WORK INSTRUCTIONS: Write out every entry exactly as given, but omit the pictures.
:::
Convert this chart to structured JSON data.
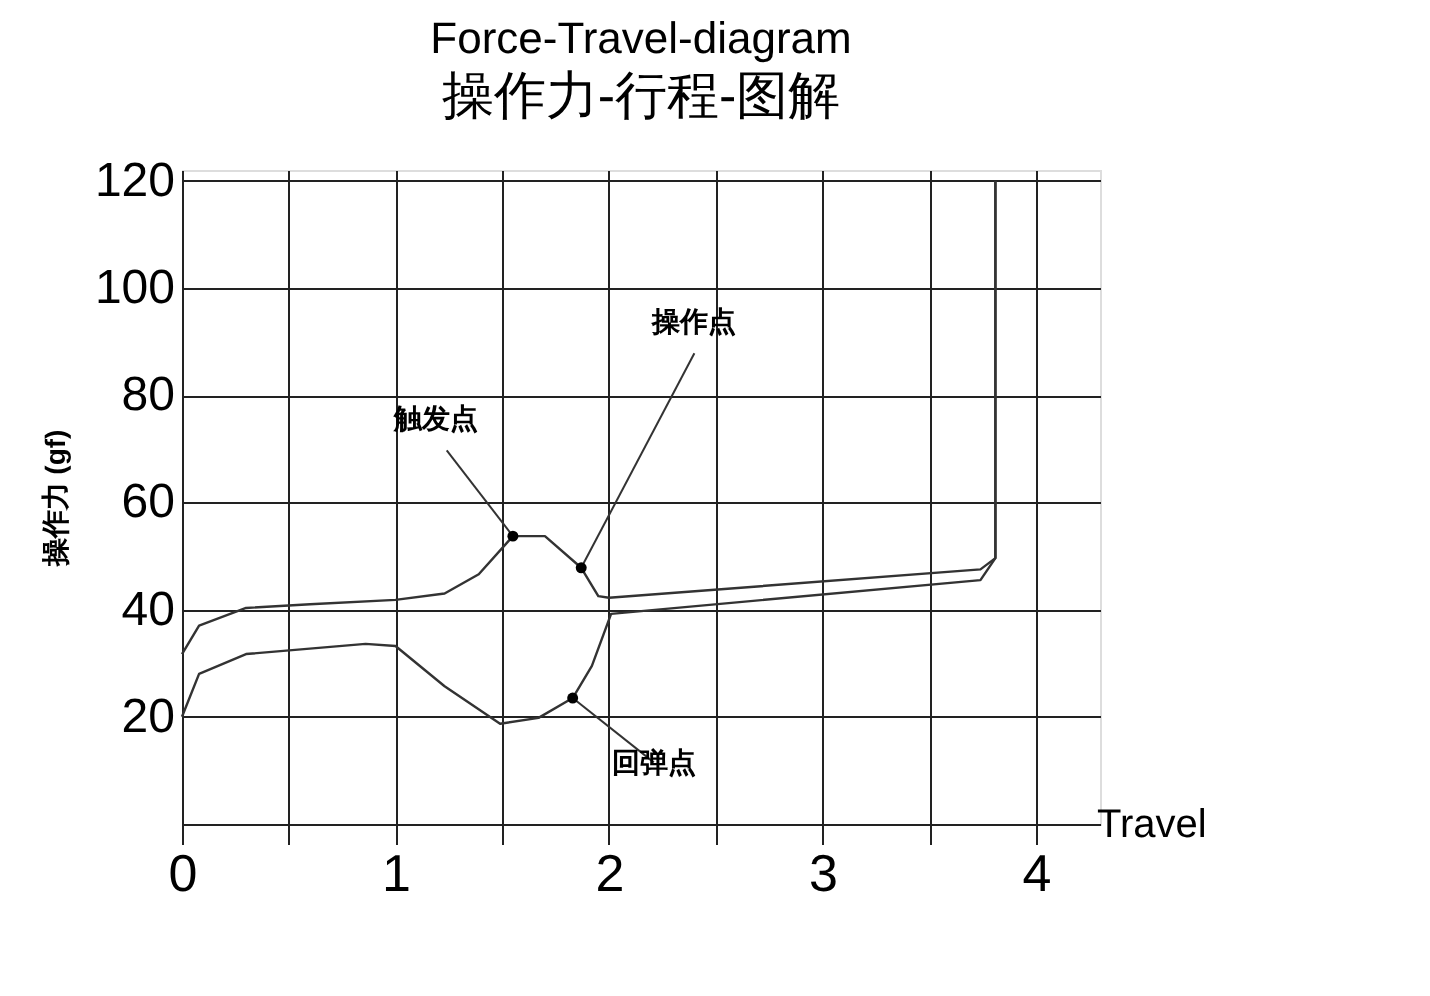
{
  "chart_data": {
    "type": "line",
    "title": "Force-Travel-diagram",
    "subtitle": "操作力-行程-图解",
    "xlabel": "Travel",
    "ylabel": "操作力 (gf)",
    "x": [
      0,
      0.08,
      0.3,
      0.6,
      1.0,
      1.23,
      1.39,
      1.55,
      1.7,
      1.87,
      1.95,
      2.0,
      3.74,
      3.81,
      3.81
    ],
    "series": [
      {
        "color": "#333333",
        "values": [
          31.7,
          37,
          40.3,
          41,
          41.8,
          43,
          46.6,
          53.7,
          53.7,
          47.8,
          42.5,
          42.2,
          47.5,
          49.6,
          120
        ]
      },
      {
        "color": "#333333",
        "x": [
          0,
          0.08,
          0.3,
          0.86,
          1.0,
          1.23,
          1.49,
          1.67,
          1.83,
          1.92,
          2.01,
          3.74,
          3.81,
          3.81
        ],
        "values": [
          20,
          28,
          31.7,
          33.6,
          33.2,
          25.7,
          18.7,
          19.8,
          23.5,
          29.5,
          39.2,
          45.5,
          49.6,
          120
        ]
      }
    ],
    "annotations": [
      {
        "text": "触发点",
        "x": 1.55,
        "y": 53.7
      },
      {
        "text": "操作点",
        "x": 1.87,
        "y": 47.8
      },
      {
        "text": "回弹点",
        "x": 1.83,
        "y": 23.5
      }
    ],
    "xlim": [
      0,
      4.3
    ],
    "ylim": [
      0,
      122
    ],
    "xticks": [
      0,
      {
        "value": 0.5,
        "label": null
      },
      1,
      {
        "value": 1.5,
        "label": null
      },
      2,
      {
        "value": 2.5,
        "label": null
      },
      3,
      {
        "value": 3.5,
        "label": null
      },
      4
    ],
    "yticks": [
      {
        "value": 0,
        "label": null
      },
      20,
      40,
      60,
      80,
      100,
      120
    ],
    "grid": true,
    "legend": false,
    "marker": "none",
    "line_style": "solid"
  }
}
:::
SOLUTION TO THIS TASK:
Convert this chart to structured JSON data.
{
  "chart_data": {
    "type": "line",
    "title": "Force-Travel-diagram",
    "subtitle": "操作力-行程-图解",
    "xlabel": "Travel",
    "ylabel": "操作力 (gf)",
    "x": [
      0,
      0.08,
      0.3,
      0.6,
      1.0,
      1.23,
      1.39,
      1.55,
      1.7,
      1.87,
      1.95,
      2.0,
      3.74,
      3.81,
      3.81
    ],
    "series": [
      {
        "color": "#333333",
        "values": [
          31.7,
          37,
          40.3,
          41,
          41.8,
          43,
          46.6,
          53.7,
          53.7,
          47.8,
          42.5,
          42.2,
          47.5,
          49.6,
          120
        ]
      },
      {
        "color": "#333333",
        "x": [
          0,
          0.08,
          0.3,
          0.86,
          1.0,
          1.23,
          1.49,
          1.67,
          1.83,
          1.92,
          2.01,
          3.74,
          3.81,
          3.81
        ],
        "values": [
          20,
          28,
          31.7,
          33.6,
          33.2,
          25.7,
          18.7,
          19.8,
          23.5,
          29.5,
          39.2,
          45.5,
          49.6,
          120
        ]
      }
    ],
    "annotations": [
      {
        "text": "触发点",
        "x": 1.55,
        "y": 53.7
      },
      {
        "text": "操作点",
        "x": 1.87,
        "y": 47.8
      },
      {
        "text": "回弹点",
        "x": 1.83,
        "y": 23.5
      }
    ],
    "xlim": [
      0,
      4.3
    ],
    "ylim": [
      0,
      122
    ],
    "xticks": [
      0,
      {
        "value": 0.5,
        "label": null
      },
      1,
      {
        "value": 1.5,
        "label": null
      },
      2,
      {
        "value": 2.5,
        "label": null
      },
      3,
      {
        "value": 3.5,
        "label": null
      },
      4
    ],
    "yticks": [
      {
        "value": 0,
        "label": null
      },
      20,
      40,
      60,
      80,
      100,
      120
    ],
    "grid": true,
    "legend": false,
    "marker": "none",
    "line_style": "solid"
  }
}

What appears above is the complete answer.